RECORDS:
• • •

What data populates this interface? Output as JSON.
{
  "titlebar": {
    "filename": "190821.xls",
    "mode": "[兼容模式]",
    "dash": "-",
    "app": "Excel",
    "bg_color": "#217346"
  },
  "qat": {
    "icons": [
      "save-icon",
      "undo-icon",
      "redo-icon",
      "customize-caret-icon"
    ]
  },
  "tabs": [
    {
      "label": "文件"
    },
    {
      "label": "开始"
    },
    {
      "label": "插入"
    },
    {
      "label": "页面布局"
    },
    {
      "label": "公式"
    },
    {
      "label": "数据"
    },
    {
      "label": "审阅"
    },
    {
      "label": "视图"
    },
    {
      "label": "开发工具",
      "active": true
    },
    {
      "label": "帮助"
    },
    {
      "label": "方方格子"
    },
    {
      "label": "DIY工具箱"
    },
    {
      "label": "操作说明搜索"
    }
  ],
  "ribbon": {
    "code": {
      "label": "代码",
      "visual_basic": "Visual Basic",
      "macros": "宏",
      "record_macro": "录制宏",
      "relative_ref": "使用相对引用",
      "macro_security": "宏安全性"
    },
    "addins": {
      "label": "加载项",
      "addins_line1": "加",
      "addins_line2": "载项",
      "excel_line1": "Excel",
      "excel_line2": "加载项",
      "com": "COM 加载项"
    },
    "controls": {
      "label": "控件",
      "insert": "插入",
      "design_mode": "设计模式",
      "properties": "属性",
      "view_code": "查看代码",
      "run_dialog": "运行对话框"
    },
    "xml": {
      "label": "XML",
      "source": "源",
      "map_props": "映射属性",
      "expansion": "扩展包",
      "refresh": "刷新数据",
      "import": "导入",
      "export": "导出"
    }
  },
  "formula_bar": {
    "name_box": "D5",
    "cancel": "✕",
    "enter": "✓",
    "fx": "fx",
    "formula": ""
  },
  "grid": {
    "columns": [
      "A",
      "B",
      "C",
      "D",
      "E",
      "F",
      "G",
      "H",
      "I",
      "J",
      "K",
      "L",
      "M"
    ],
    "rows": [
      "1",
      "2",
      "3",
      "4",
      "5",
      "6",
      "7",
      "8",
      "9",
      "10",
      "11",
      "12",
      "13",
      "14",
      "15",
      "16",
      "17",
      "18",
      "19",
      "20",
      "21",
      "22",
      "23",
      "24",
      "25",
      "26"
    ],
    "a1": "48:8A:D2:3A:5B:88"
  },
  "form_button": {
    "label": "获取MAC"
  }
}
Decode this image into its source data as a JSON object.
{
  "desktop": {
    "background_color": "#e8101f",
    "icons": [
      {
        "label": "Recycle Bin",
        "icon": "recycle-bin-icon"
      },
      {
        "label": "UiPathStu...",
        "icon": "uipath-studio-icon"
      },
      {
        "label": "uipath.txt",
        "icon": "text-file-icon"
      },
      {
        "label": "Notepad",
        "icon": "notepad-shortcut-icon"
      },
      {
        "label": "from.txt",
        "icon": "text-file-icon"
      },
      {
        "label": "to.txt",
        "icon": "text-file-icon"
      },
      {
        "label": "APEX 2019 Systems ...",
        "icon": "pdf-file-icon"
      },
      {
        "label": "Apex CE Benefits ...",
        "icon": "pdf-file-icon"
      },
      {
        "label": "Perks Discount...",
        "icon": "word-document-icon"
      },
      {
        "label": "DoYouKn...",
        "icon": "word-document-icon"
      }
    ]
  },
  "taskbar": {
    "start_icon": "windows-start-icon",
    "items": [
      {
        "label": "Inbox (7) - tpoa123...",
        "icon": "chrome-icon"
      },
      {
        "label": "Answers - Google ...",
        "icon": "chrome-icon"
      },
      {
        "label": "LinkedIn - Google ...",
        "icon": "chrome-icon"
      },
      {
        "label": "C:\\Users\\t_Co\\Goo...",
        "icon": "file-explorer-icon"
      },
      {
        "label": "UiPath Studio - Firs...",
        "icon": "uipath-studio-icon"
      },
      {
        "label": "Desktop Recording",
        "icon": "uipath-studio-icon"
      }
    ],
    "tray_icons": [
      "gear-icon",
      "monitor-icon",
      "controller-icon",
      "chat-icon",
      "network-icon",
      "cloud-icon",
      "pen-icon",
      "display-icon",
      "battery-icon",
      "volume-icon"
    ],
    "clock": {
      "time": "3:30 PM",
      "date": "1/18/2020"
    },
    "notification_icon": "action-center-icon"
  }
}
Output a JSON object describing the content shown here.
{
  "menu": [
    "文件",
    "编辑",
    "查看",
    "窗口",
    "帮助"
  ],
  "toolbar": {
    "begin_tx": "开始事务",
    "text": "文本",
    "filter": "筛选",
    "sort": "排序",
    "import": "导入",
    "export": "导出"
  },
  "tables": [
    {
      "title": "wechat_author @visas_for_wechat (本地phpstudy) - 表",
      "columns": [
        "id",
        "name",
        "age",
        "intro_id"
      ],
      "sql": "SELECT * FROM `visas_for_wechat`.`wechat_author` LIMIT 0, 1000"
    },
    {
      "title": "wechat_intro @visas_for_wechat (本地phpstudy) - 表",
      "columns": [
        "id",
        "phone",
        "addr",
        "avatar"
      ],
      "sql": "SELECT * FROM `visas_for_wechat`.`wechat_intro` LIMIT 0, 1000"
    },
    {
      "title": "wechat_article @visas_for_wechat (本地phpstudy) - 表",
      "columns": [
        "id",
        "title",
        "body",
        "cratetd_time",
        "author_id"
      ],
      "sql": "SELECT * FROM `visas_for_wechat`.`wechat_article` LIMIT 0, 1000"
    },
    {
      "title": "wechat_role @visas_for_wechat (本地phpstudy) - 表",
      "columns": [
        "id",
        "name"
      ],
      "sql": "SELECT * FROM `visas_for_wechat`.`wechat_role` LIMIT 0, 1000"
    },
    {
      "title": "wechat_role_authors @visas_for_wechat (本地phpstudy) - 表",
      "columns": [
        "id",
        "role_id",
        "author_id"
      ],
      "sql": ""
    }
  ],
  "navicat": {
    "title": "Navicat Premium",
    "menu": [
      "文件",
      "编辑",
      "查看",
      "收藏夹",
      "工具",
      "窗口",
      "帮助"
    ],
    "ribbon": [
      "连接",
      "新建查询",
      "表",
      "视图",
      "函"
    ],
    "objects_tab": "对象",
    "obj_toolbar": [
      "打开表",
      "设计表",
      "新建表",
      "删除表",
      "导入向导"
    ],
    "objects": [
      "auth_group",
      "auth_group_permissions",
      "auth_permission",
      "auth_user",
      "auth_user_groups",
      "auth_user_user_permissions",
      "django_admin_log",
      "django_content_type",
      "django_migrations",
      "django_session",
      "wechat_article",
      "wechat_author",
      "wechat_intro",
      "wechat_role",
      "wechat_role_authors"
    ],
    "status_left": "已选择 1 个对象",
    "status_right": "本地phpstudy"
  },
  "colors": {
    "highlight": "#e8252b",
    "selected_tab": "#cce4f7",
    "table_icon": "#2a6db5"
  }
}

• • •

Reproduce the records above exactly.

CORRECT RESULT:
What data populates this interface? Output as JSON.
{
  "titlebar": {
    "filename": "190821.xls",
    "mode": "[兼容模式]",
    "dash": "-",
    "app": "Excel",
    "bg_color": "#217346"
  },
  "qat": {
    "icons": [
      "save-icon",
      "undo-icon",
      "redo-icon",
      "customize-caret-icon"
    ]
  },
  "tabs": [
    {
      "label": "文件"
    },
    {
      "label": "开始"
    },
    {
      "label": "插入"
    },
    {
      "label": "页面布局"
    },
    {
      "label": "公式"
    },
    {
      "label": "数据"
    },
    {
      "label": "审阅"
    },
    {
      "label": "视图"
    },
    {
      "label": "开发工具",
      "active": true
    },
    {
      "label": "帮助"
    },
    {
      "label": "方方格子"
    },
    {
      "label": "DIY工具箱"
    },
    {
      "label": "操作说明搜索"
    }
  ],
  "ribbon": {
    "code": {
      "label": "代码",
      "visual_basic": "Visual Basic",
      "macros": "宏",
      "record_macro": "录制宏",
      "relative_ref": "使用相对引用",
      "macro_security": "宏安全性"
    },
    "addins": {
      "label": "加载项",
      "addins_line1": "加",
      "addins_line2": "载项",
      "excel_line1": "Excel",
      "excel_line2": "加载项",
      "com": "COM 加载项"
    },
    "controls": {
      "label": "控件",
      "insert": "插入",
      "design_mode": "设计模式",
      "properties": "属性",
      "view_code": "查看代码",
      "run_dialog": "运行对话框"
    },
    "xml": {
      "label": "XML",
      "source": "源",
      "map_props": "映射属性",
      "expansion": "扩展包",
      "refresh": "刷新数据",
      "import": "导入",
      "export": "导出"
    }
  },
  "formula_bar": {
    "name_box": "D5",
    "cancel": "✕",
    "enter": "✓",
    "fx": "fx",
    "formula": ""
  },
  "grid": {
    "columns": [
      "A",
      "B",
      "C",
      "D",
      "E",
      "F",
      "G",
      "H",
      "I",
      "J",
      "K",
      "L",
      "M"
    ],
    "rows": [
      "1",
      "2",
      "3",
      "4",
      "5",
      "6",
      "7",
      "8",
      "9",
      "10",
      "11",
      "12",
      "13",
      "14",
      "15",
      "16",
      "17",
      "18",
      "19",
      "20",
      "21",
      "22",
      "23",
      "24",
      "25",
      "26"
    ],
    "a1": "48:8A:D2:3A:5B:88"
  },
  "form_button": {
    "label": "获取MAC"
  }
}
Decode this image into its source data as a JSON object.
{
  "desktop": {
    "background_color": "#e8101f",
    "icons": [
      {
        "label": "Recycle Bin",
        "icon": "recycle-bin-icon"
      },
      {
        "label": "UiPathStu...",
        "icon": "uipath-studio-icon"
      },
      {
        "label": "uipath.txt",
        "icon": "text-file-icon"
      },
      {
        "label": "Notepad",
        "icon": "notepad-shortcut-icon"
      },
      {
        "label": "from.txt",
        "icon": "text-file-icon"
      },
      {
        "label": "to.txt",
        "icon": "text-file-icon"
      },
      {
        "label": "APEX 2019 Systems ...",
        "icon": "pdf-file-icon"
      },
      {
        "label": "Apex CE Benefits ...",
        "icon": "pdf-file-icon"
      },
      {
        "label": "Perks Discount...",
        "icon": "word-document-icon"
      },
      {
        "label": "DoYouKn...",
        "icon": "word-document-icon"
      }
    ]
  },
  "taskbar": {
    "start_icon": "windows-start-icon",
    "items": [
      {
        "label": "Inbox (7) - tpoa123...",
        "icon": "chrome-icon"
      },
      {
        "label": "Answers - Google ...",
        "icon": "chrome-icon"
      },
      {
        "label": "LinkedIn - Google ...",
        "icon": "chrome-icon"
      },
      {
        "label": "C:\\Users\\t_Co\\Goo...",
        "icon": "file-explorer-icon"
      },
      {
        "label": "UiPath Studio - Firs...",
        "icon": "uipath-studio-icon"
      },
      {
        "label": "Desktop Recording",
        "icon": "uipath-studio-icon"
      }
    ],
    "tray_icons": [
      "gear-icon",
      "monitor-icon",
      "controller-icon",
      "chat-icon",
      "network-icon",
      "cloud-icon",
      "pen-icon",
      "display-icon",
      "battery-icon",
      "volume-icon"
    ],
    "clock": {
      "time": "3:30 PM",
      "date": "1/18/2020"
    },
    "notification_icon": "action-center-icon"
  }
}
Output a JSON object describing the content shown here.
{
  "menu": [
    "文件",
    "编辑",
    "查看",
    "窗口",
    "帮助"
  ],
  "toolbar": {
    "begin_tx": "开始事务",
    "text": "文本",
    "filter": "筛选",
    "sort": "排序",
    "import": "导入",
    "export": "导出"
  },
  "tables": [
    {
      "title": "wechat_author @visas_for_wechat (本地phpstudy) - 表",
      "columns": [
        "id",
        "name",
        "age",
        "intro_id"
      ],
      "sql": "SELECT * FROM `visas_for_wechat`.`wechat_author` LIMIT 0, 1000"
    },
    {
      "title": "wechat_intro @visas_for_wechat (本地phpstudy) - 表",
      "columns": [
        "id",
        "phone",
        "addr",
        "avatar"
      ],
      "sql": "SELECT * FROM `visas_for_wechat`.`wechat_intro` LIMIT 0, 1000"
    },
    {
      "title": "wechat_article @visas_for_wechat (本地phpstudy) - 表",
      "columns": [
        "id",
        "title",
        "body",
        "cratetd_time",
        "author_id"
      ],
      "sql": "SELECT * FROM `visas_for_wechat`.`wechat_article` LIMIT 0, 1000"
    },
    {
      "title": "wechat_role @visas_for_wechat (本地phpstudy) - 表",
      "columns": [
        "id",
        "name"
      ],
      "sql": "SELECT * FROM `visas_for_wechat`.`wechat_role` LIMIT 0, 1000"
    },
    {
      "title": "wechat_role_authors @visas_for_wechat (本地phpstudy) - 表",
      "columns": [
        "id",
        "role_id",
        "author_id"
      ],
      "sql": ""
    }
  ],
  "navicat": {
    "title": "Navicat Premium",
    "menu": [
      "文件",
      "编辑",
      "查看",
      "收藏夹",
      "工具",
      "窗口",
      "帮助"
    ],
    "ribbon": [
      "连接",
      "新建查询",
      "表",
      "视图",
      "函"
    ],
    "objects_tab": "对象",
    "obj_toolbar": [
      "打开表",
      "设计表",
      "新建表",
      "删除表",
      "导入向导"
    ],
    "objects": [
      "auth_group",
      "auth_group_permissions",
      "auth_permission",
      "auth_user",
      "auth_user_groups",
      "auth_user_user_permissions",
      "django_admin_log",
      "django_content_type",
      "django_migrations",
      "django_session",
      "wechat_article",
      "wechat_author",
      "wechat_intro",
      "wechat_role",
      "wechat_role_authors"
    ],
    "status_left": "已选择 1 个对象",
    "status_right": "本地phpstudy"
  },
  "colors": {
    "highlight": "#e8252b",
    "selected_tab": "#cce4f7",
    "table_icon": "#2a6db5"
  }
}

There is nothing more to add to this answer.